(Stored data entries)
========================================================================

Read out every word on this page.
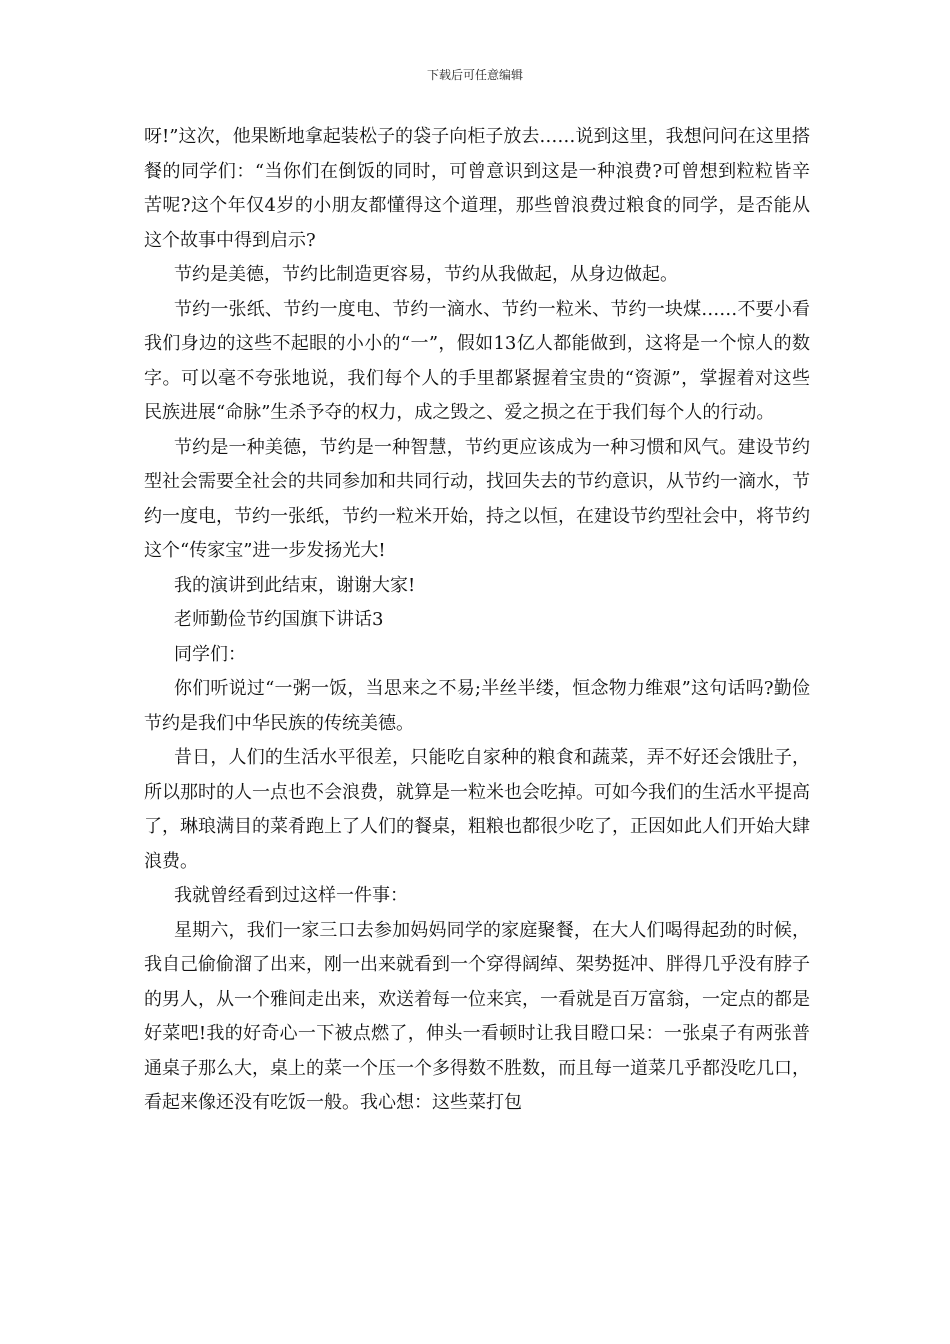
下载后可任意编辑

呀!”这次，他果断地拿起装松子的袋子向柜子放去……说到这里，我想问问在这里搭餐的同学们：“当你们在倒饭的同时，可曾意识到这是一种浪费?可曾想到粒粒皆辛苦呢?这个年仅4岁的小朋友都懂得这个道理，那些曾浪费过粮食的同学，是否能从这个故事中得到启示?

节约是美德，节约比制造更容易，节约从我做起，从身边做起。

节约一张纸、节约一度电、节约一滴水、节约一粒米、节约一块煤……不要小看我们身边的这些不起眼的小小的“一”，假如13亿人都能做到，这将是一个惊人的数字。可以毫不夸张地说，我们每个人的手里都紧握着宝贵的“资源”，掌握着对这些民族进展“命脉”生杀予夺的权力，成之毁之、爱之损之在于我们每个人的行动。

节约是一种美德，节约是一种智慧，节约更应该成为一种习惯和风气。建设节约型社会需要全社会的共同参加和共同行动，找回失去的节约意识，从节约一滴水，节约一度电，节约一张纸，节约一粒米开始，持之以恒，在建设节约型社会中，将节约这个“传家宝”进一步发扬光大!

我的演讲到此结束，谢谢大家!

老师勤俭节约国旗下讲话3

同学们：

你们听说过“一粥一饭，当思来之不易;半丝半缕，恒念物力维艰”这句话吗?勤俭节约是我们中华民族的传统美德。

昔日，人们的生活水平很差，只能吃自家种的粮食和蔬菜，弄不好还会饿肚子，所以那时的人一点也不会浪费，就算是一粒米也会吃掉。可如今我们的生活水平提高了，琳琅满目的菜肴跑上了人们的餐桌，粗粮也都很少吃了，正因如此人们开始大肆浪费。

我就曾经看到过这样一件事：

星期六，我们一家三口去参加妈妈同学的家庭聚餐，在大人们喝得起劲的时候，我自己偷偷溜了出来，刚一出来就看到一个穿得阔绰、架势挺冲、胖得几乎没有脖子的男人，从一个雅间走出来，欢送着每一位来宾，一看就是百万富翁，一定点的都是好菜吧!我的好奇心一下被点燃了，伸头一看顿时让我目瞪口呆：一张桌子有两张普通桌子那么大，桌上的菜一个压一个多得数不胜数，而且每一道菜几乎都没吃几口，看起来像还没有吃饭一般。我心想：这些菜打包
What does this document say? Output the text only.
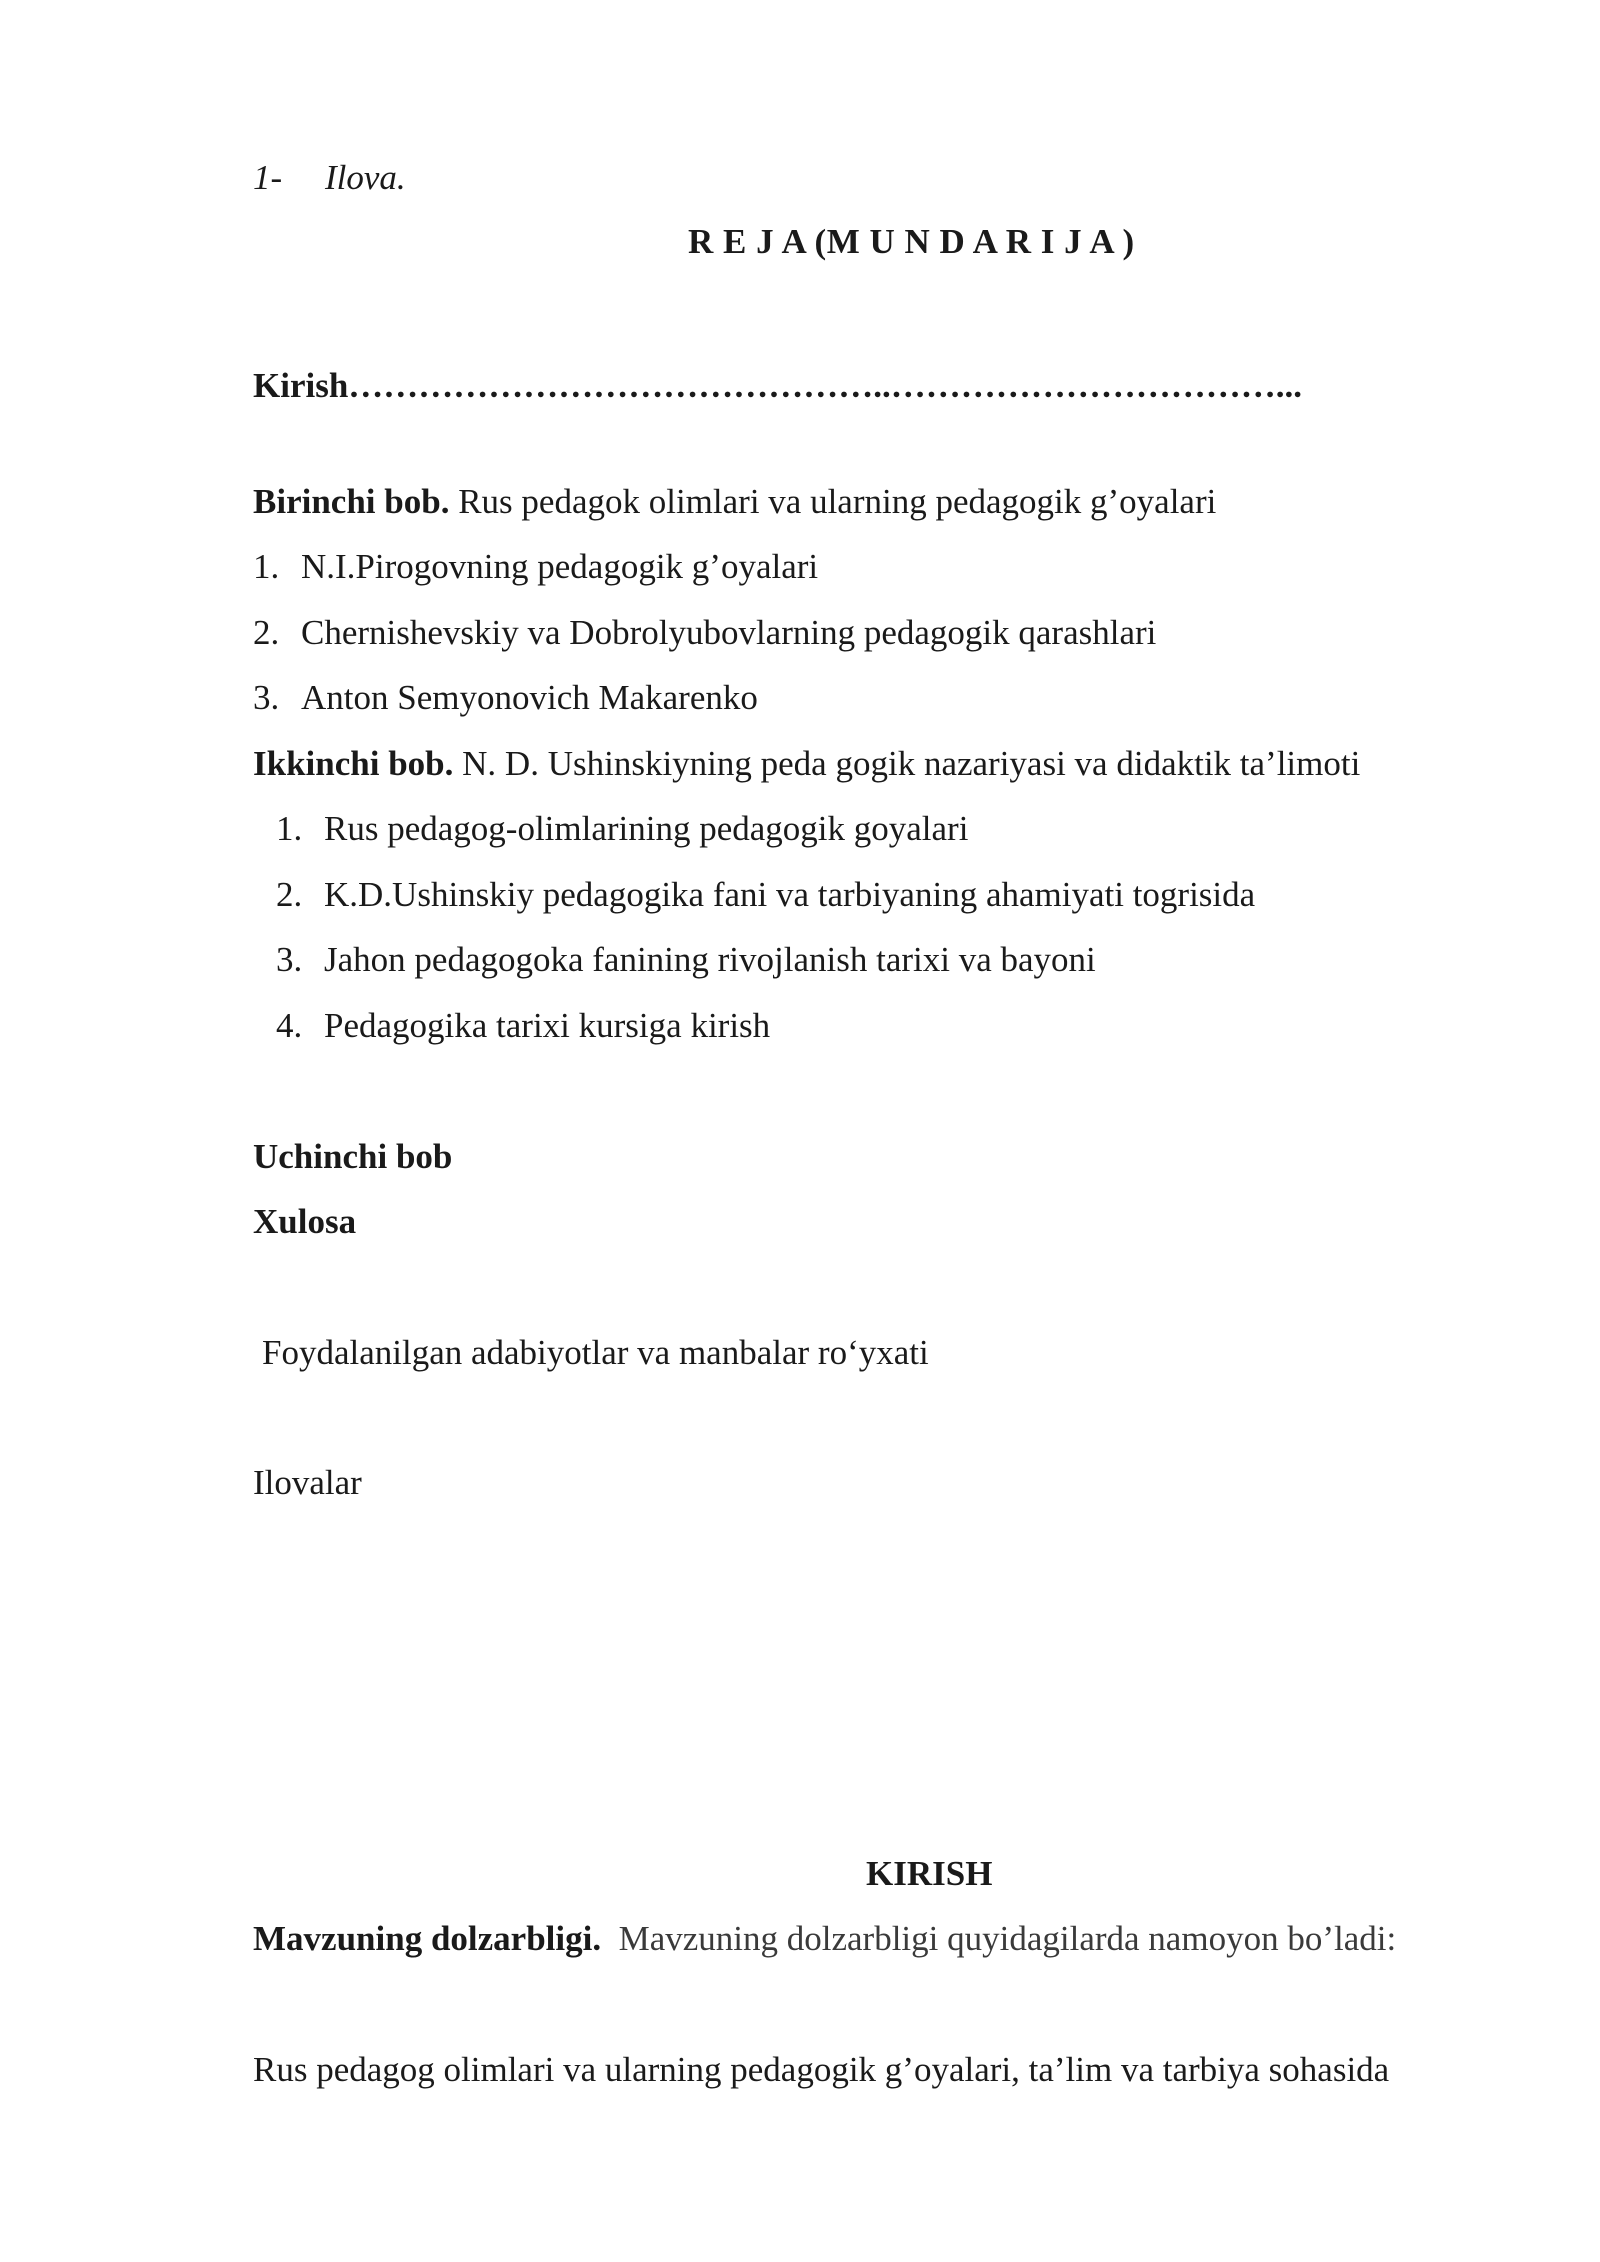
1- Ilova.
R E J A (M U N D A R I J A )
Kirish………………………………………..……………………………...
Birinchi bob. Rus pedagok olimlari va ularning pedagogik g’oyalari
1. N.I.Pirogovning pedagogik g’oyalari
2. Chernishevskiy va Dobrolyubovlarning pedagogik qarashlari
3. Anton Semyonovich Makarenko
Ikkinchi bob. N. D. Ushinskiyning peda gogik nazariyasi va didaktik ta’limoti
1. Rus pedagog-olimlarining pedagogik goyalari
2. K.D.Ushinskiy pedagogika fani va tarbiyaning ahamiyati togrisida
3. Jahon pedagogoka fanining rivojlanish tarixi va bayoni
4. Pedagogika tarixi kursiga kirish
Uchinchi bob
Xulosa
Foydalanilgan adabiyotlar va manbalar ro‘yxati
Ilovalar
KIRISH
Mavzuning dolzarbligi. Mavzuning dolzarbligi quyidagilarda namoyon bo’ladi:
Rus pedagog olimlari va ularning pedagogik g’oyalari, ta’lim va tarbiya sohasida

========================================================================

Without the pictures, repeat all the records word for word.

Read out every word on this page.
下载后可任意编辑

呀!”这次，他果断地拿起装松子的袋子向柜子放去……说到这里，我想问问在这里搭餐的同学们：“当你们在倒饭的同时，可曾意识到这是一种浪费?可曾想到粒粒皆辛苦呢?这个年仅4岁的小朋友都懂得这个道理，那些曾浪费过粮食的同学，是否能从这个故事中得到启示?

节约是美德，节约比制造更容易，节约从我做起，从身边做起。

节约一张纸、节约一度电、节约一滴水、节约一粒米、节约一块煤……不要小看我们身边的这些不起眼的小小的“一”，假如13亿人都能做到，这将是一个惊人的数字。可以毫不夸张地说，我们每个人的手里都紧握着宝贵的“资源”，掌握着对这些民族进展“命脉”生杀予夺的权力，成之毁之、爱之损之在于我们每个人的行动。

节约是一种美德，节约是一种智慧，节约更应该成为一种习惯和风气。建设节约型社会需要全社会的共同参加和共同行动，找回失去的节约意识，从节约一滴水，节约一度电，节约一张纸，节约一粒米开始，持之以恒，在建设节约型社会中，将节约这个“传家宝”进一步发扬光大!

我的演讲到此结束，谢谢大家!

老师勤俭节约国旗下讲话3

同学们：

你们听说过“一粥一饭，当思来之不易;半丝半缕，恒念物力维艰”这句话吗?勤俭节约是我们中华民族的传统美德。

昔日，人们的生活水平很差，只能吃自家种的粮食和蔬菜，弄不好还会饿肚子，所以那时的人一点也不会浪费，就算是一粒米也会吃掉。可如今我们的生活水平提高了，琳琅满目的菜肴跑上了人们的餐桌，粗粮也都很少吃了，正因如此人们开始大肆浪费。

我就曾经看到过这样一件事：

星期六，我们一家三口去参加妈妈同学的家庭聚餐，在大人们喝得起劲的时候，我自己偷偷溜了出来，刚一出来就看到一个穿得阔绰、架势挺冲、胖得几乎没有脖子的男人，从一个雅间走出来，欢送着每一位来宾，一看就是百万富翁，一定点的都是好菜吧!我的好奇心一下被点燃了，伸头一看顿时让我目瞪口呆：一张桌子有两张普通桌子那么大，桌上的菜一个压一个多得数不胜数，而且每一道菜几乎都没吃几口，看起来像还没有吃饭一般。我心想：这些菜打包
What does this document say? Output the text only.
1- Ilova.
R E J A (M U N D A R I J A )
Kirish………………………………………..……………………………...
Birinchi bob. Rus pedagok olimlari va ularning pedagogik g’oyalari
1. N.I.Pirogovning pedagogik g’oyalari
2. Chernishevskiy va Dobrolyubovlarning pedagogik qarashlari
3. Anton Semyonovich Makarenko
Ikkinchi bob. N. D. Ushinskiyning peda gogik nazariyasi va didaktik ta’limoti
1. Rus pedagog-olimlarining pedagogik goyalari
2. K.D.Ushinskiy pedagogika fani va tarbiyaning ahamiyati togrisida
3. Jahon pedagogoka fanining rivojlanish tarixi va bayoni
4. Pedagogika tarixi kursiga kirish
Uchinchi bob
Xulosa
Foydalanilgan adabiyotlar va manbalar ro‘yxati
Ilovalar
KIRISH
Mavzuning dolzarbligi. Mavzuning dolzarbligi quyidagilarda namoyon bo’ladi:
Rus pedagog olimlari va ularning pedagogik g’oyalari, ta’lim va tarbiya sohasida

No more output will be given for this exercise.